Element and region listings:
START

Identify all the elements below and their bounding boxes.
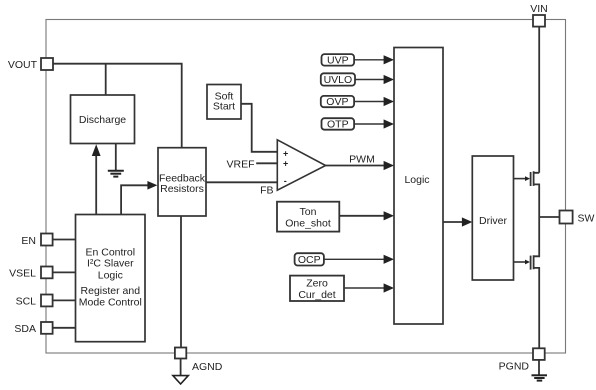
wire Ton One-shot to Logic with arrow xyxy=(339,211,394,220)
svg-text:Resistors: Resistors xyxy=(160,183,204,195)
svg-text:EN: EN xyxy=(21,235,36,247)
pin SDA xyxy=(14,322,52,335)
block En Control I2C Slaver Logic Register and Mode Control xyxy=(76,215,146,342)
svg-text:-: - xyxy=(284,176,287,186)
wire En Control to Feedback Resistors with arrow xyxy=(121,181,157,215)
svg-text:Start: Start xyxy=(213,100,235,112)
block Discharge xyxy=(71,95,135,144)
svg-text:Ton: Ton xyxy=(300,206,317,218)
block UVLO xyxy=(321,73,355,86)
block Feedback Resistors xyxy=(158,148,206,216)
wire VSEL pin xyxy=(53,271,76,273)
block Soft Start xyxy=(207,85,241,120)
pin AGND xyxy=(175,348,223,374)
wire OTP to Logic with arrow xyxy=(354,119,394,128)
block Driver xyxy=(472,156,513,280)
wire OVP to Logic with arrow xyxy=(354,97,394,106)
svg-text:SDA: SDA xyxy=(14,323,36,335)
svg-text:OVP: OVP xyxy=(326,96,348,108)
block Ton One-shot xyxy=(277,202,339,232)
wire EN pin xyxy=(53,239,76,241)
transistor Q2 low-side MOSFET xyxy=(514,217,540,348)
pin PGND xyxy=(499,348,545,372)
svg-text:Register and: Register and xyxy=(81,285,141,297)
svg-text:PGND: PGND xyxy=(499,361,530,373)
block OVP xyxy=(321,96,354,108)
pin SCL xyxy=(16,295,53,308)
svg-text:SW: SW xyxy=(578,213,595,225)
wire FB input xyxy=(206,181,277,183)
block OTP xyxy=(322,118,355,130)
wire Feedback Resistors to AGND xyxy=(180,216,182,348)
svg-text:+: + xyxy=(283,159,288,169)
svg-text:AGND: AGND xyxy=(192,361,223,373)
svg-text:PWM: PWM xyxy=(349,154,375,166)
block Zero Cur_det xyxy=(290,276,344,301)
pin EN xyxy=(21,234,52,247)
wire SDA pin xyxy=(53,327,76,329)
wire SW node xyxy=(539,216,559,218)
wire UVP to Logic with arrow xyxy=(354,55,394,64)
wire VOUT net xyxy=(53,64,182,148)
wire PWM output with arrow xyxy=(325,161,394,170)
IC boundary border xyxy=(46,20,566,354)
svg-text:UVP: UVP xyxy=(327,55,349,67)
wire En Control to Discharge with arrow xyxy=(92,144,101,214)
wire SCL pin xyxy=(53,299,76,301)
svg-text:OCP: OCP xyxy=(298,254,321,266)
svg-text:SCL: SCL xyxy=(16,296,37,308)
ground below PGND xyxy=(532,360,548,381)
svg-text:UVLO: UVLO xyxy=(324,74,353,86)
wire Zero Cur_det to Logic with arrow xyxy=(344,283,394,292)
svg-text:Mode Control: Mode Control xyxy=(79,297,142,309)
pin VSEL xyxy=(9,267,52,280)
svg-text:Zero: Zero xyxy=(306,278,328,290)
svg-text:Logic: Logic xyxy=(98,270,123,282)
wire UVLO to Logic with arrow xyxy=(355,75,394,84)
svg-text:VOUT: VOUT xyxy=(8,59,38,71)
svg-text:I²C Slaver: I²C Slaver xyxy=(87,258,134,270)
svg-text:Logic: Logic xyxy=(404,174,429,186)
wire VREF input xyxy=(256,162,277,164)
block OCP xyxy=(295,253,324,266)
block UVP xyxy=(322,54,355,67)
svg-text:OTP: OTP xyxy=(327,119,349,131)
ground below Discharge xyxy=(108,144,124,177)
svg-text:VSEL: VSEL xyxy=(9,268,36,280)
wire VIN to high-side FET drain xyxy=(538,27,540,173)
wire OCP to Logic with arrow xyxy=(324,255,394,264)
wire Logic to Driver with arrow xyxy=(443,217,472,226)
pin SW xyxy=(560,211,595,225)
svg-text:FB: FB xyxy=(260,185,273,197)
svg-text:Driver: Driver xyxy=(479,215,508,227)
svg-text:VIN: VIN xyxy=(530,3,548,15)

END

**Exercise:**
Pick out each row above that contains the word "with". Case counts.

**Written reply:**
wire Ton One-shot to Logic with arrow xyxy=(339,211,394,220)
wire En Control to Feedback Resistors with arrow xyxy=(121,181,157,215)
wire OTP to Logic with arrow xyxy=(354,119,394,128)
wire OVP to Logic with arrow xyxy=(354,97,394,106)
wire UVP to Logic with arrow xyxy=(354,55,394,64)
wire PWM output with arrow xyxy=(325,161,394,170)
wire En Control to Discharge with arrow xyxy=(92,144,101,214)
wire Zero Cur_det to Logic with arrow xyxy=(344,283,394,292)
wire UVLO to Logic with arrow xyxy=(355,75,394,84)
wire OCP to Logic with arrow xyxy=(324,255,394,264)
wire Logic to Driver with arrow xyxy=(443,217,472,226)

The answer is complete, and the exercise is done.